Collected data:
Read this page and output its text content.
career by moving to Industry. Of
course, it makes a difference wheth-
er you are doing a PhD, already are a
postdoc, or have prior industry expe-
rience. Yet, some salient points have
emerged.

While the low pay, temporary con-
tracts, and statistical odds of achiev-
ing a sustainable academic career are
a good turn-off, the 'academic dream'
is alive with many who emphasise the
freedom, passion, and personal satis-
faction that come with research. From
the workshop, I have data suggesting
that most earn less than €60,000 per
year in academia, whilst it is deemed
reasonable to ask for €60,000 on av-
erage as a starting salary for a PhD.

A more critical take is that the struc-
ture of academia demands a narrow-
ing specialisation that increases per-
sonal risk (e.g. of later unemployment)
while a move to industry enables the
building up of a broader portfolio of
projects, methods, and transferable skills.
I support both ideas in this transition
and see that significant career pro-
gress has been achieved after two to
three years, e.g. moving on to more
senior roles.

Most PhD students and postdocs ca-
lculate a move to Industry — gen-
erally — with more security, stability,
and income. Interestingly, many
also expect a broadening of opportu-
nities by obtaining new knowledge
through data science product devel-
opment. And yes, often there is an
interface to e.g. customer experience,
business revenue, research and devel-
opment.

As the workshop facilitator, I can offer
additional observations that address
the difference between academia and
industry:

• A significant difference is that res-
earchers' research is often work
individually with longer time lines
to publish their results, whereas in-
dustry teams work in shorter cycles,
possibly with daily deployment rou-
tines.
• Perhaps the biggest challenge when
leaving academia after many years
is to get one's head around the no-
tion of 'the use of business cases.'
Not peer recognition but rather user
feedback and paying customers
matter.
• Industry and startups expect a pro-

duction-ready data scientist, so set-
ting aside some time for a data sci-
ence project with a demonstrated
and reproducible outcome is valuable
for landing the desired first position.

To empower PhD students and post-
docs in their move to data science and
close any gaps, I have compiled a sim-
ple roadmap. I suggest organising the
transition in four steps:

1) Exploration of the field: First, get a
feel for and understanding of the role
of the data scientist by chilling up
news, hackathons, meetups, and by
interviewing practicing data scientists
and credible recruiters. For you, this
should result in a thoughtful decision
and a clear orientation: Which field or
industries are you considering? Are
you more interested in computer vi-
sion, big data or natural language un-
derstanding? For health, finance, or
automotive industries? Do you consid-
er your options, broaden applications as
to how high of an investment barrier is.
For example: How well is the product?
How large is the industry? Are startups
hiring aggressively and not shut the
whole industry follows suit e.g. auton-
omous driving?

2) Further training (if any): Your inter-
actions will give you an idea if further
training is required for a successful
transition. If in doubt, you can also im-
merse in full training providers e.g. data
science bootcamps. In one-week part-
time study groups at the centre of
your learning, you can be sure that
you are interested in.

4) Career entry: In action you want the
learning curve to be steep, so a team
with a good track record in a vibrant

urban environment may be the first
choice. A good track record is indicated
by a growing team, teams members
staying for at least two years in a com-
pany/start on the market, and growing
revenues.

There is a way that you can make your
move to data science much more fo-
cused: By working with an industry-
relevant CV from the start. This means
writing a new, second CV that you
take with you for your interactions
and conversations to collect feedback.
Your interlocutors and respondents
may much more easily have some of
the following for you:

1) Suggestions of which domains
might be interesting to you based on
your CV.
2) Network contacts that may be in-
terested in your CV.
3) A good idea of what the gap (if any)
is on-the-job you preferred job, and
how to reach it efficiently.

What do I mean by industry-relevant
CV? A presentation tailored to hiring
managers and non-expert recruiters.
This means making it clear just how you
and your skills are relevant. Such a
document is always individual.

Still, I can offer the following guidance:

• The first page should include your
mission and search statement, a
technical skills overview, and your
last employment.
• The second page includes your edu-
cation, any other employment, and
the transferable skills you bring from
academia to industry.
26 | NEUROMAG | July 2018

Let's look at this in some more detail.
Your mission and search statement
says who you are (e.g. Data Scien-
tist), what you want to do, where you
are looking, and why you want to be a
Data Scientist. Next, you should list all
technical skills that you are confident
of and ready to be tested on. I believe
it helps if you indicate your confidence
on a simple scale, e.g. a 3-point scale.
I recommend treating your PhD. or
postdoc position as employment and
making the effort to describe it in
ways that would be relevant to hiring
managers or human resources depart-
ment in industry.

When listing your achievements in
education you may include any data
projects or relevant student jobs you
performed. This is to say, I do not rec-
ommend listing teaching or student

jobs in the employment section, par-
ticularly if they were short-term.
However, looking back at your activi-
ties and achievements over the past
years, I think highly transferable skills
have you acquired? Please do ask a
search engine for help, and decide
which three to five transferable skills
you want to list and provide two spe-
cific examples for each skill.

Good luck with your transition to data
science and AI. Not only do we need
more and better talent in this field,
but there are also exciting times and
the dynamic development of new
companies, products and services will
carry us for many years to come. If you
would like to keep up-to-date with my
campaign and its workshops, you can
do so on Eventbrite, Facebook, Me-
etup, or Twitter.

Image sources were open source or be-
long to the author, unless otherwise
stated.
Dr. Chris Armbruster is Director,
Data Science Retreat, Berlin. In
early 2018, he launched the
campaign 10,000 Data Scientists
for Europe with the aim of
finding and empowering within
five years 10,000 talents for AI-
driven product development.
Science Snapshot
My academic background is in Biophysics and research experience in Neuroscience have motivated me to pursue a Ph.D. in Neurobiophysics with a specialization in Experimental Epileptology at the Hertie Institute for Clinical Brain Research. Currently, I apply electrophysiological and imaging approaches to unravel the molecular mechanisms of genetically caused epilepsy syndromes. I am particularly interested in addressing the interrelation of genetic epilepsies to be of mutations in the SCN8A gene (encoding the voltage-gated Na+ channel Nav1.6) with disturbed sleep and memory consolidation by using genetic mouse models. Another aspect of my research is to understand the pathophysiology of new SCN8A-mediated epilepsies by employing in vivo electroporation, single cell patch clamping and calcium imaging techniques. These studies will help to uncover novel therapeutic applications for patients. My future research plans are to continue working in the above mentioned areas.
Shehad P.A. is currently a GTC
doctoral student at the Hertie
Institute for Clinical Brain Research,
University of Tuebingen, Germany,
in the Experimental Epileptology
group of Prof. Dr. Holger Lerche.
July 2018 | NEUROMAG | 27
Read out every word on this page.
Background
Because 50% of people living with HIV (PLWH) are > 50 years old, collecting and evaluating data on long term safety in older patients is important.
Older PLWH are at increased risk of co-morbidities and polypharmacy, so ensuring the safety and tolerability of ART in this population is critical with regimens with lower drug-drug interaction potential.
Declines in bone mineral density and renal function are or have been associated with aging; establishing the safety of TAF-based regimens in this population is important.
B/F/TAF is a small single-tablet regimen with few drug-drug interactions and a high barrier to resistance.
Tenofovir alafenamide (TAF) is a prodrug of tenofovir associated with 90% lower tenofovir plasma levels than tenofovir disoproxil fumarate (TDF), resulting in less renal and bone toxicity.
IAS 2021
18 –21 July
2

_TASK DESCRIPTION_
The records are to be retyped exactly. No line may be skipped.

_ANSWER TO THE PROBLEM_
Read this page and output its text content.
career by moving to Industry. Of
course, it makes a difference wheth-
er you are doing a PhD, already are a
postdoc, or have prior industry expe-
rience. Yet, some salient points have
emerged.

While the low pay, temporary con-
tracts, and statistical odds of achiev-
ing a sustainable academic career are
a good turn-off, the 'academic dream'
is alive with many who emphasise the
freedom, passion, and personal satis-
faction that come with research. From
the workshop, I have data suggesting
that most earn less than €60,000 per
year in academia, whilst it is deemed
reasonable to ask for €60,000 on av-
erage as a starting salary for a PhD.

A more critical take is that the struc-
ture of academia demands a narrow-
ing specialisation that increases per-
sonal risk (e.g. of later unemployment)
while a move to industry enables the
building up of a broader portfolio of
projects, methods, and transferable skills.
I support both ideas in this transition
and see that significant career pro-
gress has been achieved after two to
three years, e.g. moving on to more
senior roles.

Most PhD students and postdocs ca-
lculate a move to Industry — gen-
erally — with more security, stability,
and income. Interestingly, many
also expect a broadening of opportu-
nities by obtaining new knowledge
through data science product devel-
opment. And yes, often there is an
interface to e.g. customer experience,
business revenue, research and devel-
opment.

As the workshop facilitator, I can offer
additional observations that address
the difference between academia and
industry:

• A significant difference is that res-
earchers' research is often work
individually with longer time lines
to publish their results, whereas in-
dustry teams work in shorter cycles,
possibly with daily deployment rou-
tines.
• Perhaps the biggest challenge when
leaving academia after many years
is to get one's head around the no-
tion of 'the use of business cases.'
Not peer recognition but rather user
feedback and paying customers
matter.
• Industry and startups expect a pro-

duction-ready data scientist, so set-
ting aside some time for a data sci-
ence project with a demonstrated
and reproducible outcome is valuable
for landing the desired first position.

To empower PhD students and post-
docs in their move to data science and
close any gaps, I have compiled a sim-
ple roadmap. I suggest organising the
transition in four steps:

1) Exploration of the field: First, get a
feel for and understanding of the role
of the data scientist by chilling up
news, hackathons, meetups, and by
interviewing practicing data scientists
and credible recruiters. For you, this
should result in a thoughtful decision
and a clear orientation: Which field or
industries are you considering? Are
you more interested in computer vi-
sion, big data or natural language un-
derstanding? For health, finance, or
automotive industries? Do you consid-
er your options, broaden applications as
to how high of an investment barrier is.
For example: How well is the product?
How large is the industry? Are startups
hiring aggressively and not shut the
whole industry follows suit e.g. auton-
omous driving?

2) Further training (if any): Your inter-
actions will give you an idea if further
training is required for a successful
transition. If in doubt, you can also im-
merse in full training providers e.g. data
science bootcamps. In one-week part-
time study groups at the centre of
your learning, you can be sure that
you are interested in.

4) Career entry: In action you want the
learning curve to be steep, so a team
with a good track record in a vibrant

urban environment may be the first
choice. A good track record is indicated
by a growing team, teams members
staying for at least two years in a com-
pany/start on the market, and growing
revenues.

There is a way that you can make your
move to data science much more fo-
cused: By working with an industry-
relevant CV from the start. This means
writing a new, second CV that you
take with you for your interactions
and conversations to collect feedback.
Your interlocutors and respondents
may much more easily have some of
the following for you:

1) Suggestions of which domains
might be interesting to you based on
your CV.
2) Network contacts that may be in-
terested in your CV.
3) A good idea of what the gap (if any)
is on-the-job you preferred job, and
how to reach it efficiently.

What do I mean by industry-relevant
CV? A presentation tailored to hiring
managers and non-expert recruiters.
This means making it clear just how you
and your skills are relevant. Such a
document is always individual.

Still, I can offer the following guidance:

• The first page should include your
mission and search statement, a
technical skills overview, and your
last employment.
• The second page includes your edu-
cation, any other employment, and
the transferable skills you bring from
academia to industry.
26 | NEUROMAG | July 2018

Let's look at this in some more detail.
Your mission and search statement
says who you are (e.g. Data Scien-
tist), what you want to do, where you
are looking, and why you want to be a
Data Scientist. Next, you should list all
technical skills that you are confident
of and ready to be tested on. I believe
it helps if you indicate your confidence
on a simple scale, e.g. a 3-point scale.
I recommend treating your PhD. or
postdoc position as employment and
making the effort to describe it in
ways that would be relevant to hiring
managers or human resources depart-
ment in industry.

When listing your achievements in
education you may include any data
projects or relevant student jobs you
performed. This is to say, I do not rec-
ommend listing teaching or student

jobs in the employment section, par-
ticularly if they were short-term.
However, looking back at your activi-
ties and achievements over the past
years, I think highly transferable skills
have you acquired? Please do ask a
search engine for help, and decide
which three to five transferable skills
you want to list and provide two spe-
cific examples for each skill.

Good luck with your transition to data
science and AI. Not only do we need
more and better talent in this field,
but there are also exciting times and
the dynamic development of new
companies, products and services will
carry us for many years to come. If you
would like to keep up-to-date with my
campaign and its workshops, you can
do so on Eventbrite, Facebook, Me-
etup, or Twitter.

Image sources were open source or be-
long to the author, unless otherwise
stated.
Dr. Chris Armbruster is Director,
Data Science Retreat, Berlin. In
early 2018, he launched the
campaign 10,000 Data Scientists
for Europe with the aim of
finding and empowering within
five years 10,000 talents for AI-
driven product development.
Science Snapshot
My academic background is in Biophysics and research experience in Neuroscience have motivated me to pursue a Ph.D. in Neurobiophysics with a specialization in Experimental Epileptology at the Hertie Institute for Clinical Brain Research. Currently, I apply electrophysiological and imaging approaches to unravel the molecular mechanisms of genetically caused epilepsy syndromes. I am particularly interested in addressing the interrelation of genetic epilepsies to be of mutations in the SCN8A gene (encoding the voltage-gated Na+ channel Nav1.6) with disturbed sleep and memory consolidation by using genetic mouse models. Another aspect of my research is to understand the pathophysiology of new SCN8A-mediated epilepsies by employing in vivo electroporation, single cell patch clamping and calcium imaging techniques. These studies will help to uncover novel therapeutic applications for patients. My future research plans are to continue working in the above mentioned areas.
Shehad P.A. is currently a GTC
doctoral student at the Hertie
Institute for Clinical Brain Research,
University of Tuebingen, Germany,
in the Experimental Epileptology
group of Prof. Dr. Holger Lerche.
July 2018 | NEUROMAG | 27
Read out every word on this page.
Background
Because 50% of people living with HIV (PLWH) are > 50 years old, collecting and evaluating data on long term safety in older patients is important.
Older PLWH are at increased risk of co-morbidities and polypharmacy, so ensuring the safety and tolerability of ART in this population is critical with regimens with lower drug-drug interaction potential.
Declines in bone mineral density and renal function are or have been associated with aging; establishing the safety of TAF-based regimens in this population is important.
B/F/TAF is a small single-tablet regimen with few drug-drug interactions and a high barrier to resistance.
Tenofovir alafenamide (TAF) is a prodrug of tenofovir associated with 90% lower tenofovir plasma levels than tenofovir disoproxil fumarate (TDF), resulting in less renal and bone toxicity.
IAS 2021
18 –21 July
2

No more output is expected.